__Prompt__.
Give only the number of lines in these records that contain the word "volontera".

* Begin Input for this task *

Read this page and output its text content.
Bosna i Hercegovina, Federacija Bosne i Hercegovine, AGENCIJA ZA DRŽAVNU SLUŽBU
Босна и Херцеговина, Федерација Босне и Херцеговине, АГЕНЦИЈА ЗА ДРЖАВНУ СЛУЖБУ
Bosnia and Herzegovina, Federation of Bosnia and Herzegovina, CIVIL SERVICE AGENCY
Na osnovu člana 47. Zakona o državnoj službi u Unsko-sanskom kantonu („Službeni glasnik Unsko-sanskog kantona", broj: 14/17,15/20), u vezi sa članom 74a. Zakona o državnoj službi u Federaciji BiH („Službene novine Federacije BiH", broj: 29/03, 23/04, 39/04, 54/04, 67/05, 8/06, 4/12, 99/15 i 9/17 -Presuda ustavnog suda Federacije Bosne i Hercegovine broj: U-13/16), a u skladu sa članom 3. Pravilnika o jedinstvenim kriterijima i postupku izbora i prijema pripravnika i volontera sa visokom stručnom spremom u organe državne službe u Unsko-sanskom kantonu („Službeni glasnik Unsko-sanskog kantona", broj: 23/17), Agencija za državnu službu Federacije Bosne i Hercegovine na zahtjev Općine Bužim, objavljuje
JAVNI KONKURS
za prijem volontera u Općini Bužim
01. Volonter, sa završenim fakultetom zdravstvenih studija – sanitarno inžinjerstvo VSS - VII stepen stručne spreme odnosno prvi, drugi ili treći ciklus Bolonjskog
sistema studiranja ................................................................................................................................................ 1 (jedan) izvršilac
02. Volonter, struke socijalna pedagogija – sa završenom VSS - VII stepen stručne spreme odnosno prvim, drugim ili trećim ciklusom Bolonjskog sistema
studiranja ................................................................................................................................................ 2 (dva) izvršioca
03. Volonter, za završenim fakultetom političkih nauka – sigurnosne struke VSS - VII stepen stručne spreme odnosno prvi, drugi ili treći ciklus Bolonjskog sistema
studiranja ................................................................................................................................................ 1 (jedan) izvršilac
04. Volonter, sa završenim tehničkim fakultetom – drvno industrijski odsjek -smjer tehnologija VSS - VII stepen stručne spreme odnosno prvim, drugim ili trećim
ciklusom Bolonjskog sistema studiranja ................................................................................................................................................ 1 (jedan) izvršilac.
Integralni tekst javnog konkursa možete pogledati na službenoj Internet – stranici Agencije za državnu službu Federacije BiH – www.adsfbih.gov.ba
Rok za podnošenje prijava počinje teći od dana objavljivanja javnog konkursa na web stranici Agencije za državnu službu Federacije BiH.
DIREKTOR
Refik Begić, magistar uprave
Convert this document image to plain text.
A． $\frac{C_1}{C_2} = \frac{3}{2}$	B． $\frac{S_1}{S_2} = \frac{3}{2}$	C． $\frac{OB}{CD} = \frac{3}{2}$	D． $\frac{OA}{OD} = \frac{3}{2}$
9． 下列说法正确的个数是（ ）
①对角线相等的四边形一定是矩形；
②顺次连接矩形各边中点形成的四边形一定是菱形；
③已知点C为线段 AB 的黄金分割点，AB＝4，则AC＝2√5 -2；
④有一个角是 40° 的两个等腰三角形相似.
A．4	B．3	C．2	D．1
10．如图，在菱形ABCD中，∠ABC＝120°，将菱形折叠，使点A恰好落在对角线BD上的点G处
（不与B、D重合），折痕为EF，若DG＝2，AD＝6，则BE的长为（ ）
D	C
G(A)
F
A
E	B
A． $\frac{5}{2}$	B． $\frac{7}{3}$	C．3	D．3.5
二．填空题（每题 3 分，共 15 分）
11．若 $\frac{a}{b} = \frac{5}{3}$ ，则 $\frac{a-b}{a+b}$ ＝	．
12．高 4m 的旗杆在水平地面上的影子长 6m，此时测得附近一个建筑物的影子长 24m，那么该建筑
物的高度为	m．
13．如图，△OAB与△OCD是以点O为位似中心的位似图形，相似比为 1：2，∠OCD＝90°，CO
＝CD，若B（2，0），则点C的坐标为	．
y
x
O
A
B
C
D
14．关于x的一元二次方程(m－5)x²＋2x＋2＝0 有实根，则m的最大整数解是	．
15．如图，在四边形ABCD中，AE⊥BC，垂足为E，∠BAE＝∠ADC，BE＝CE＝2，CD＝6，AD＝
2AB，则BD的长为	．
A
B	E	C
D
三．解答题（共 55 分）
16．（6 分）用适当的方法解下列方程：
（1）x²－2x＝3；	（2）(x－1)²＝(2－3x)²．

* End Input for this task *

__Expected output__.
2